* **Given task**
Copy out every line of the records where the string "DDech" occurs.

* **Dataset records**
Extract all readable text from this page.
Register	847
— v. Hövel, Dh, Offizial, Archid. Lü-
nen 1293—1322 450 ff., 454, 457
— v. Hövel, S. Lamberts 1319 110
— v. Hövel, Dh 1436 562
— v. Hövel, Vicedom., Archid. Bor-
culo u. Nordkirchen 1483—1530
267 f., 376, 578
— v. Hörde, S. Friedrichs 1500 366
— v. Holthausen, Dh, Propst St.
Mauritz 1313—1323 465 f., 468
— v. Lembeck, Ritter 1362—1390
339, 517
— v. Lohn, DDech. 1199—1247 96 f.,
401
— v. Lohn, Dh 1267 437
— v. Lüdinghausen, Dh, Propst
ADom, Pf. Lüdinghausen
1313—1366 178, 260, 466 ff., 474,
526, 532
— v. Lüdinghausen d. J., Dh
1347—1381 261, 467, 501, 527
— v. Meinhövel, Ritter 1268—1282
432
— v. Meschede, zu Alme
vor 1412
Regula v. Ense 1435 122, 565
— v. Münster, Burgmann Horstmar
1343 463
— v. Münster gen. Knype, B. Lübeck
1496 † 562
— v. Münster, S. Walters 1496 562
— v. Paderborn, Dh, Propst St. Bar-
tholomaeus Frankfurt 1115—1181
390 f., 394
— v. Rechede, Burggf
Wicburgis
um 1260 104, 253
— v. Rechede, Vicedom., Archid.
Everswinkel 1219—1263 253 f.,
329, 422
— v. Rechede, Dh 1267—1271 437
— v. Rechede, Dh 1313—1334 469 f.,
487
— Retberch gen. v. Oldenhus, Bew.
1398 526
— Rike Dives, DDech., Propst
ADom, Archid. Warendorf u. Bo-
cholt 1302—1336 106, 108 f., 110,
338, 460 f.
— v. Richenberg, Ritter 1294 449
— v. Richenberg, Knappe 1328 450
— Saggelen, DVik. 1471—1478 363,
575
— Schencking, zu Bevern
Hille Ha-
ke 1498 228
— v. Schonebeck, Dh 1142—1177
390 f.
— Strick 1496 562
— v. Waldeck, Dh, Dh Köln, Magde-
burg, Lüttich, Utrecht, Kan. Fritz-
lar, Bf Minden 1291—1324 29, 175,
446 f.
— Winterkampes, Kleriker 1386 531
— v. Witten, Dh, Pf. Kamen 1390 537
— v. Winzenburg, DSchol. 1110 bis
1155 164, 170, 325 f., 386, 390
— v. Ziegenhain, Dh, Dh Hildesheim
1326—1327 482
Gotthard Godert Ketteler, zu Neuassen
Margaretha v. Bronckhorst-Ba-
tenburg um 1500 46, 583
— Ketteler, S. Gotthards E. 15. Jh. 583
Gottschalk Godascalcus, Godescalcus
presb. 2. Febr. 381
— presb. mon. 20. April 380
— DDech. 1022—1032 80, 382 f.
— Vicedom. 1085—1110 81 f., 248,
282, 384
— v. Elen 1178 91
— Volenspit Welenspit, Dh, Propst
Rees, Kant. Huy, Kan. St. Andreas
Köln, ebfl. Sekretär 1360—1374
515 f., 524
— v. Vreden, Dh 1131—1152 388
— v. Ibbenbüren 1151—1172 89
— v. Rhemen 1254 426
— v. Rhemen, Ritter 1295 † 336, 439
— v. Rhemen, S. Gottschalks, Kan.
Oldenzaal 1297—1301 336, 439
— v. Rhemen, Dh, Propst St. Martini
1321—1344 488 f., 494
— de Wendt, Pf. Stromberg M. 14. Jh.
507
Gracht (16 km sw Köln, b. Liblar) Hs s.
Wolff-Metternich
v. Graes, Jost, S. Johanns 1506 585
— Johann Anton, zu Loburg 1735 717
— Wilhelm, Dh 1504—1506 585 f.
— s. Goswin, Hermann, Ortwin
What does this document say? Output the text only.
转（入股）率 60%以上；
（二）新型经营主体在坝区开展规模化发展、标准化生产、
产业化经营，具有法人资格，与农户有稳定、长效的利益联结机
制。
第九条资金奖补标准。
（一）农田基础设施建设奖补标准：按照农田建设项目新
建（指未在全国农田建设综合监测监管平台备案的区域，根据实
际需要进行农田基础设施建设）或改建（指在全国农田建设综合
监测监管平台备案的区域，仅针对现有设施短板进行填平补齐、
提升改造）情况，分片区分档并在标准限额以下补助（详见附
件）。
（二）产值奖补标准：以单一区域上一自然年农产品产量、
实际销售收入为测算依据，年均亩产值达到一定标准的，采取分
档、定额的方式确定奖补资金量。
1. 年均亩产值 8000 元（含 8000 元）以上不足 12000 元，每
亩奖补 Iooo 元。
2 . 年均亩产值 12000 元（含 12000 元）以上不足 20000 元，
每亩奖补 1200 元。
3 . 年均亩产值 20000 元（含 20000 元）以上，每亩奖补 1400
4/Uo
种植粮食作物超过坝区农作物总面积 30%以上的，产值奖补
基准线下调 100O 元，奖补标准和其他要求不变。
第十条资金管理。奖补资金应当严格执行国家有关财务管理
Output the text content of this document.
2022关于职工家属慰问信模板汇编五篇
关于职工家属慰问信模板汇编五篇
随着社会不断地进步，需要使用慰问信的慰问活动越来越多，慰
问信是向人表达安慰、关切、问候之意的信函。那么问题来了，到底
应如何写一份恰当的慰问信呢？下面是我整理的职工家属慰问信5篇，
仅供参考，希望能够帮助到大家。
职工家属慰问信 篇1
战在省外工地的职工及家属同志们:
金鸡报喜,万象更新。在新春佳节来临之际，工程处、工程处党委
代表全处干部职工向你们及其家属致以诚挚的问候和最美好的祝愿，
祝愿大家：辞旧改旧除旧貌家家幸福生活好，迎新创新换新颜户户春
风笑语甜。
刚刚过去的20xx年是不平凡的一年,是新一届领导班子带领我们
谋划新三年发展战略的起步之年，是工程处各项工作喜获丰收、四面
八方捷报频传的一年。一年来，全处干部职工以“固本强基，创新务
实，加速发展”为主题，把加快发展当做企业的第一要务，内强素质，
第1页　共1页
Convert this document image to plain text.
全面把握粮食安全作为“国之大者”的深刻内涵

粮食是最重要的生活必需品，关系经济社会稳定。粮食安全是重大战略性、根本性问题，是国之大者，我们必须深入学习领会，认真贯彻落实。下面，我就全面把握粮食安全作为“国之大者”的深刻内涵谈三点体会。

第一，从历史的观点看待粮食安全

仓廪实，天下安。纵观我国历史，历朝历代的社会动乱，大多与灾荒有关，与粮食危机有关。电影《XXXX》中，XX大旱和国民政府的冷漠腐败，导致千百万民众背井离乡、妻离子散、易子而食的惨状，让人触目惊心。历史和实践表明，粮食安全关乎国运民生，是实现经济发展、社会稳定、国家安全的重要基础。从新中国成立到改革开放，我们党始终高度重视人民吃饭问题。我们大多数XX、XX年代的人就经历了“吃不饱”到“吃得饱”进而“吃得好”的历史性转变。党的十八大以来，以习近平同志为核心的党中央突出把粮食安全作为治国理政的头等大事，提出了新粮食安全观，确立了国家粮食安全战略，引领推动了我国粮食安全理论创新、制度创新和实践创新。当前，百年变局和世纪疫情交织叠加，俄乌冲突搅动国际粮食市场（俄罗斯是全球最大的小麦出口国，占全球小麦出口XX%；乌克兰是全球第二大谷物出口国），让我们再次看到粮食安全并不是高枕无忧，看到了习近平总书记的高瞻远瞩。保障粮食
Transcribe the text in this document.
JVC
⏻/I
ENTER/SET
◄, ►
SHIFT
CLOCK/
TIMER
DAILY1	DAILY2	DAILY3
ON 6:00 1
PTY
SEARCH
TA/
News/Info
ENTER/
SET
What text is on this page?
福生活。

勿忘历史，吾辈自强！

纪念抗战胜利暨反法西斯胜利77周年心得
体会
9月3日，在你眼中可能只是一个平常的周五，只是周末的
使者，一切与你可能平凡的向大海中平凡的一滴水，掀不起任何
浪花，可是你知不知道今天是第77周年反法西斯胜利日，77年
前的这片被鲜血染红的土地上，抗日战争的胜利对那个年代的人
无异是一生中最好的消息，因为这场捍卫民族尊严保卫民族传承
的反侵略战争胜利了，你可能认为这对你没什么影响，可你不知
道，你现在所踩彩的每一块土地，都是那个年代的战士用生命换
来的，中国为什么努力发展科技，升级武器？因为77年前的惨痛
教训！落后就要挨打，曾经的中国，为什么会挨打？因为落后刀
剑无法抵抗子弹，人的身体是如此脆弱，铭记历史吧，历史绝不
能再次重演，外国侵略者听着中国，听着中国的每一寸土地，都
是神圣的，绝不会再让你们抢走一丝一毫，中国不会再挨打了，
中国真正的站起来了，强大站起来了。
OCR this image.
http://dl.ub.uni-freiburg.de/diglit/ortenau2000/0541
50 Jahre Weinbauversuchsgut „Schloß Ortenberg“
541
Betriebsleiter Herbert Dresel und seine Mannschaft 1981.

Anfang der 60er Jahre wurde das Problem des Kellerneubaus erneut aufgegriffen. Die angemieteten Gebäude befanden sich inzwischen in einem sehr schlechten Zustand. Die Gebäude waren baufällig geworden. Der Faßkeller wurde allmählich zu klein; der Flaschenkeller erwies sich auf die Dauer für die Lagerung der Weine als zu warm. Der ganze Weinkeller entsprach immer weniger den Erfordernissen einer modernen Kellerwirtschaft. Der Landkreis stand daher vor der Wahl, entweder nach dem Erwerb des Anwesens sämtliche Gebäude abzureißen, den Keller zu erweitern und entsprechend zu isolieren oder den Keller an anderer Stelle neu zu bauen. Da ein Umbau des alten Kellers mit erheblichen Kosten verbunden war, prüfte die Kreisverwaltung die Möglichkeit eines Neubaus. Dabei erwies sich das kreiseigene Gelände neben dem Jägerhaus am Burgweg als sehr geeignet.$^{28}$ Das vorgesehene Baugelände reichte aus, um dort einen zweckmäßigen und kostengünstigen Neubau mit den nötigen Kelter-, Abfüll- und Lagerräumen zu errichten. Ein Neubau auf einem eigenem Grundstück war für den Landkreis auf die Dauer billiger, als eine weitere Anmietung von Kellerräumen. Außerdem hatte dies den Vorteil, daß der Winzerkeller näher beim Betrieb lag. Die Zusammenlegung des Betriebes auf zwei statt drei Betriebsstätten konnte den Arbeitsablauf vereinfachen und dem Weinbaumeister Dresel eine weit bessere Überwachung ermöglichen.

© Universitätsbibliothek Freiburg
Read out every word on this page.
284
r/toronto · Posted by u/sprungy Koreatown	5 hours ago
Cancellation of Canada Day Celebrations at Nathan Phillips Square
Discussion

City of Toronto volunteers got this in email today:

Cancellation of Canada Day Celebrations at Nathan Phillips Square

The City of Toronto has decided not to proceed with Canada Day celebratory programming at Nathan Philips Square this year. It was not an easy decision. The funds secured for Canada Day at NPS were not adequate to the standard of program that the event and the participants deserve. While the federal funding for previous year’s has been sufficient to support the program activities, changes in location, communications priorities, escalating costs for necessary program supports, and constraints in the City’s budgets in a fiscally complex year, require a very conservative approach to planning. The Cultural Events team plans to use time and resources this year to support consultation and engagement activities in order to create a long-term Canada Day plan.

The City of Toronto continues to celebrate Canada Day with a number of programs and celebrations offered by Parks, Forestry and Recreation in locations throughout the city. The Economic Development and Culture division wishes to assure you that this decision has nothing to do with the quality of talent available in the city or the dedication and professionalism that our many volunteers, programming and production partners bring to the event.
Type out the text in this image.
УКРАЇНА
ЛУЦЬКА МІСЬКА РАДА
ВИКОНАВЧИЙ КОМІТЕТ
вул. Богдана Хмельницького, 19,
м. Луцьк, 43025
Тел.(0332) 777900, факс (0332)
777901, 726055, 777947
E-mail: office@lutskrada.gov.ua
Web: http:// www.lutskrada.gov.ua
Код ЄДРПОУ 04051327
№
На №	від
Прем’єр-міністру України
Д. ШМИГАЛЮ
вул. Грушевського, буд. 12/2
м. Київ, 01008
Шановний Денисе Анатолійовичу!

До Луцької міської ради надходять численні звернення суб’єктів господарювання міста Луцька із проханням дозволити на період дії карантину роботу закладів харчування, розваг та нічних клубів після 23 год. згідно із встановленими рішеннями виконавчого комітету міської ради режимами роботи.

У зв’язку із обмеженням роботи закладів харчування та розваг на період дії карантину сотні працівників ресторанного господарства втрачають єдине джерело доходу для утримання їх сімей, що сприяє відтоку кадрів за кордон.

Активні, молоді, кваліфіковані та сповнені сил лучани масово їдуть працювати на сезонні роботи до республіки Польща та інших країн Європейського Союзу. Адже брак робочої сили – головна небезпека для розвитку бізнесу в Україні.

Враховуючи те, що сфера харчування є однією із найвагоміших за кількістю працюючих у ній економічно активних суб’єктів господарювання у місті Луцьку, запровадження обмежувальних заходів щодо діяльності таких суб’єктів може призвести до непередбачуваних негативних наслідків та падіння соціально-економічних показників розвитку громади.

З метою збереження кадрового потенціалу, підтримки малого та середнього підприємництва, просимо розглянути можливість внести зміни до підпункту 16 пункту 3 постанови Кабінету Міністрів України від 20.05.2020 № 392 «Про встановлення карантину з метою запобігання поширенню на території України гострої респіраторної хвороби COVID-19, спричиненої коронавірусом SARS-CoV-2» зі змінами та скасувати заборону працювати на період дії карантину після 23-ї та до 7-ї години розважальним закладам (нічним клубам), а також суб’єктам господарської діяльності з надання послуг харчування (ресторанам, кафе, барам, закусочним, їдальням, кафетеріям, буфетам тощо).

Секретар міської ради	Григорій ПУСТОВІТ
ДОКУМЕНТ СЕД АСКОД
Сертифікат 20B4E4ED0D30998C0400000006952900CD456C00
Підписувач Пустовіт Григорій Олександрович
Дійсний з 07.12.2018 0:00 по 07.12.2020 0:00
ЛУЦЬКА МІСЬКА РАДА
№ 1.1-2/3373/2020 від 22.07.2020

* **Result**
— v. Lohn, DDech. 1199—1247 96 f.,
— Rike Dives, DDech., Propst
— DDech. 1022—1032 80, 382 f.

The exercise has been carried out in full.